WHAT THE EXERCISE ASKS ▸ Sort through the entries below and pull out lines containing the word "крупнейших".

Raw records ▸
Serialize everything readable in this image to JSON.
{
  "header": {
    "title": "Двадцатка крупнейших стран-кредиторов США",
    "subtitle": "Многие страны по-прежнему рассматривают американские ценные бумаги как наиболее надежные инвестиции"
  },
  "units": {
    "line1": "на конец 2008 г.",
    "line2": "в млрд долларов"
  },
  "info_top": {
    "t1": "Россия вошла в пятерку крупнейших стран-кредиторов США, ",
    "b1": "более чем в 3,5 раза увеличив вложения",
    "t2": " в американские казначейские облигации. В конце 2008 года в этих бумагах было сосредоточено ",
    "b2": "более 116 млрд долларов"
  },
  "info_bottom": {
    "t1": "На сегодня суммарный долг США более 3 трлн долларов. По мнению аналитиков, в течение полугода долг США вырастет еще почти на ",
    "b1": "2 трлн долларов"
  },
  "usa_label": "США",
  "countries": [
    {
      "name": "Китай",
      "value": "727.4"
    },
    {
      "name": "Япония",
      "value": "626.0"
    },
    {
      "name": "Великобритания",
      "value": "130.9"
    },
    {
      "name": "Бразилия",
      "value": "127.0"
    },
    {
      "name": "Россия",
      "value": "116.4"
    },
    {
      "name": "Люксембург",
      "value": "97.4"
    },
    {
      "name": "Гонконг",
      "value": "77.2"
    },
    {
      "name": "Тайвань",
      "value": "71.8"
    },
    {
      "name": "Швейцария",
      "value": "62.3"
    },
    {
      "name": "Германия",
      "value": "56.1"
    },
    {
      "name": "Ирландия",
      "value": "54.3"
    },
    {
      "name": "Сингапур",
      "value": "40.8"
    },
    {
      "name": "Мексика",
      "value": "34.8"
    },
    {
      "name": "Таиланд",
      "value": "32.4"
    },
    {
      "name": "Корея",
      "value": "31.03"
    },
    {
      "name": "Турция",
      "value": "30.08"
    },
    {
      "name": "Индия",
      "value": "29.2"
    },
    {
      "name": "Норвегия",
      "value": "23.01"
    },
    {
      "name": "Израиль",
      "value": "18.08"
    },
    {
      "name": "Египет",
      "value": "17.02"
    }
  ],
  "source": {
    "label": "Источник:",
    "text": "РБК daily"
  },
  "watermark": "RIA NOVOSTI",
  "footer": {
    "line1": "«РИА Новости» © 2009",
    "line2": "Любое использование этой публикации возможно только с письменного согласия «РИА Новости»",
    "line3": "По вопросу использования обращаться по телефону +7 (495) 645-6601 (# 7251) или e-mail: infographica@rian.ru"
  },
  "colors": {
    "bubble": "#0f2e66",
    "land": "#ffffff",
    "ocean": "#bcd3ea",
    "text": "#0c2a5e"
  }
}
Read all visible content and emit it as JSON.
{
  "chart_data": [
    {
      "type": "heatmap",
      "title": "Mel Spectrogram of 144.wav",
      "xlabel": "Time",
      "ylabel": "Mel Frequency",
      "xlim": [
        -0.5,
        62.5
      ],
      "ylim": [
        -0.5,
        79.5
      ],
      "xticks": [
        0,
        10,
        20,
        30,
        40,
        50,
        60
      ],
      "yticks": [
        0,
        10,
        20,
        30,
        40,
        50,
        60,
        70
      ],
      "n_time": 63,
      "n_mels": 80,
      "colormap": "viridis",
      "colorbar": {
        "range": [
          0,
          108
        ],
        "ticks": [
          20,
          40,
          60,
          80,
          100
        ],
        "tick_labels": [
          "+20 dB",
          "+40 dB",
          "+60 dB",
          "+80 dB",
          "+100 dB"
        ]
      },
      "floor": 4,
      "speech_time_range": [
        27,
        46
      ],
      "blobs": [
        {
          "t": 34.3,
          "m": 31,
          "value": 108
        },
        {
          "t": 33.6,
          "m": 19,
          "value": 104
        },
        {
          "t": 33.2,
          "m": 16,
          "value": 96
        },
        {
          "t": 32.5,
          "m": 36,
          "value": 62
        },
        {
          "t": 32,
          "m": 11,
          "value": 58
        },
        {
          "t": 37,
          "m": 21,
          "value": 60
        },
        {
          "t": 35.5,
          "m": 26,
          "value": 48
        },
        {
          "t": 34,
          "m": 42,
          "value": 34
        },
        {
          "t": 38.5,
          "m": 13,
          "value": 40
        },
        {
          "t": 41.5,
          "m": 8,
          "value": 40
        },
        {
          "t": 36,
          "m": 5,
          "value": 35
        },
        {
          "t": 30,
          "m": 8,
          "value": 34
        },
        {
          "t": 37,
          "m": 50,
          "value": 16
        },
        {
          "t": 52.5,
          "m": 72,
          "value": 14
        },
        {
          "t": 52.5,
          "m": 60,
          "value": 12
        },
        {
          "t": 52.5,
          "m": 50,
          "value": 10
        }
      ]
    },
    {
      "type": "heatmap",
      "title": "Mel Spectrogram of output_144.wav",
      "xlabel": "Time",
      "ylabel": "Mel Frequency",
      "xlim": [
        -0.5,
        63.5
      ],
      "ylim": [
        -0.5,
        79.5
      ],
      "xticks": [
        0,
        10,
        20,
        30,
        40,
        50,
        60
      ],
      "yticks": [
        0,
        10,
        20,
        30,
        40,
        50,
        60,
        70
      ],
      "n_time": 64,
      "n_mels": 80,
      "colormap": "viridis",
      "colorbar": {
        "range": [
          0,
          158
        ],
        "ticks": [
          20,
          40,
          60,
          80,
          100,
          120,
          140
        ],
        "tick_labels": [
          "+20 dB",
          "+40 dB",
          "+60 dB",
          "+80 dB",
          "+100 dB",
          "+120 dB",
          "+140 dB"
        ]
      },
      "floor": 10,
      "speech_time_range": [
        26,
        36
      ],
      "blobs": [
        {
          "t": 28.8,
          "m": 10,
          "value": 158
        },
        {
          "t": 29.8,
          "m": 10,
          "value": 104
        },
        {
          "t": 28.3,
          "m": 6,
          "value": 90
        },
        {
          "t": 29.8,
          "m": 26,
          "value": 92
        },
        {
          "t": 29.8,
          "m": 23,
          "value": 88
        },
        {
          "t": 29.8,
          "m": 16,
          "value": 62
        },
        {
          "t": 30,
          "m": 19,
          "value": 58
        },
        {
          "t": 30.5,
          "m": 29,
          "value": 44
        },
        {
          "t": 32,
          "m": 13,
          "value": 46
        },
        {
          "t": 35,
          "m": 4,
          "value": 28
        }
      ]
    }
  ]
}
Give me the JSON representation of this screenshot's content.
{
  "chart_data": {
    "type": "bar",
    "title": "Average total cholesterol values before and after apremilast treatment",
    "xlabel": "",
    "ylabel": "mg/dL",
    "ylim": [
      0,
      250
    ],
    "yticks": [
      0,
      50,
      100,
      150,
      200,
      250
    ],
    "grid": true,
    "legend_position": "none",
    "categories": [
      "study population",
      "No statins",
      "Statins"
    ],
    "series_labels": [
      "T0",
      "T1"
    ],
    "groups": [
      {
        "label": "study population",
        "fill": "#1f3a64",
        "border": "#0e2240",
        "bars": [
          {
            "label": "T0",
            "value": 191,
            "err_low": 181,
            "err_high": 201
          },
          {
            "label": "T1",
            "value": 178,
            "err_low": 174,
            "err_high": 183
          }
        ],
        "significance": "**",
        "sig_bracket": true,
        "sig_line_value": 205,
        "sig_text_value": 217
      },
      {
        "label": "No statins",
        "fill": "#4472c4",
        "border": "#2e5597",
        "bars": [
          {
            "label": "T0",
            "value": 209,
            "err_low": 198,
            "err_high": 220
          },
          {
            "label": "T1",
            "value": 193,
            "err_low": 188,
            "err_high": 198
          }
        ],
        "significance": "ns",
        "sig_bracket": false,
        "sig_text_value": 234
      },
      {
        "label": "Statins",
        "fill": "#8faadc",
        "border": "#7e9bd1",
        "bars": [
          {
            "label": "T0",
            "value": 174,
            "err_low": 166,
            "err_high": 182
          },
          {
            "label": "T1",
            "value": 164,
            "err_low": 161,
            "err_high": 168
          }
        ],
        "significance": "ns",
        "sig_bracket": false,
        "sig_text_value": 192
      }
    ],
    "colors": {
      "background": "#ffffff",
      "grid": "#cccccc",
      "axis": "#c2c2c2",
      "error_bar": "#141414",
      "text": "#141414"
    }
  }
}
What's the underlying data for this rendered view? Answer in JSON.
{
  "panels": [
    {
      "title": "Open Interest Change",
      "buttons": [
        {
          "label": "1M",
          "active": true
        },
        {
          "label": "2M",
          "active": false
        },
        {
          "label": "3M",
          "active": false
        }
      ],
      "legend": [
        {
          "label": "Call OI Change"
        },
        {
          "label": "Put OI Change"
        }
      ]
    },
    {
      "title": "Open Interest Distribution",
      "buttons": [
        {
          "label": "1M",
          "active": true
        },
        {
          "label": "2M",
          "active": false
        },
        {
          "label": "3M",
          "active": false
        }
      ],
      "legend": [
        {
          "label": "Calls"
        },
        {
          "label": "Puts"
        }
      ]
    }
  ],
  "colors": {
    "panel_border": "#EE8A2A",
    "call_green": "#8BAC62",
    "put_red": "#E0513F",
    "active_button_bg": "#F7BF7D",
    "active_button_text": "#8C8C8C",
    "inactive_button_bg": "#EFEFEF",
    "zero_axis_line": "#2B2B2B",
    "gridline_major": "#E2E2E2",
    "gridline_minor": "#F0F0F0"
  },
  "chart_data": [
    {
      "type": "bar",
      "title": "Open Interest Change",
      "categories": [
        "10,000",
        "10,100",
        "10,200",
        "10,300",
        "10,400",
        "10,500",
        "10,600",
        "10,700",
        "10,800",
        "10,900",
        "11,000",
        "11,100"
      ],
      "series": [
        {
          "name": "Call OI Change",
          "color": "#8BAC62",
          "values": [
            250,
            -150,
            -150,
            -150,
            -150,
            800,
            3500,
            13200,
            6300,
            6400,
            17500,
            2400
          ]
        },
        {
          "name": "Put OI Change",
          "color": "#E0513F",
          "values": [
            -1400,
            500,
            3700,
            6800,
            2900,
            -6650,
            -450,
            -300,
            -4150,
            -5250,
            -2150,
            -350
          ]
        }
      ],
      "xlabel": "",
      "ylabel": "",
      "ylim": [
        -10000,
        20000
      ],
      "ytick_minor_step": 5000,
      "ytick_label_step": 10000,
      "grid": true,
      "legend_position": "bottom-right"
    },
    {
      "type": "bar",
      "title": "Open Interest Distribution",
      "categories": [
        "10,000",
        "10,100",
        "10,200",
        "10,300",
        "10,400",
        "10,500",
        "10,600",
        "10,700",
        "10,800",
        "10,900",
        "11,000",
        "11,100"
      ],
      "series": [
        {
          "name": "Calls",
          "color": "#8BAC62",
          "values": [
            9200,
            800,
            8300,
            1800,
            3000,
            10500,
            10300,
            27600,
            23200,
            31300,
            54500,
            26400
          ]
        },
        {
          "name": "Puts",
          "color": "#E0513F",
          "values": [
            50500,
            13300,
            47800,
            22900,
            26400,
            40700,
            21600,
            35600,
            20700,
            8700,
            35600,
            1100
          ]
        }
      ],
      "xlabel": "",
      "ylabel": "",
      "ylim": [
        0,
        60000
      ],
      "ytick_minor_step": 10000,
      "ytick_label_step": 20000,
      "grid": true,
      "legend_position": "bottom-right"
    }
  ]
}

ANSWER ▸
    "title": "Двадцатка крупнейших стран-кредиторов США",
    "t1": "Россия вошла в пятерку крупнейших стран-кредиторов США, ",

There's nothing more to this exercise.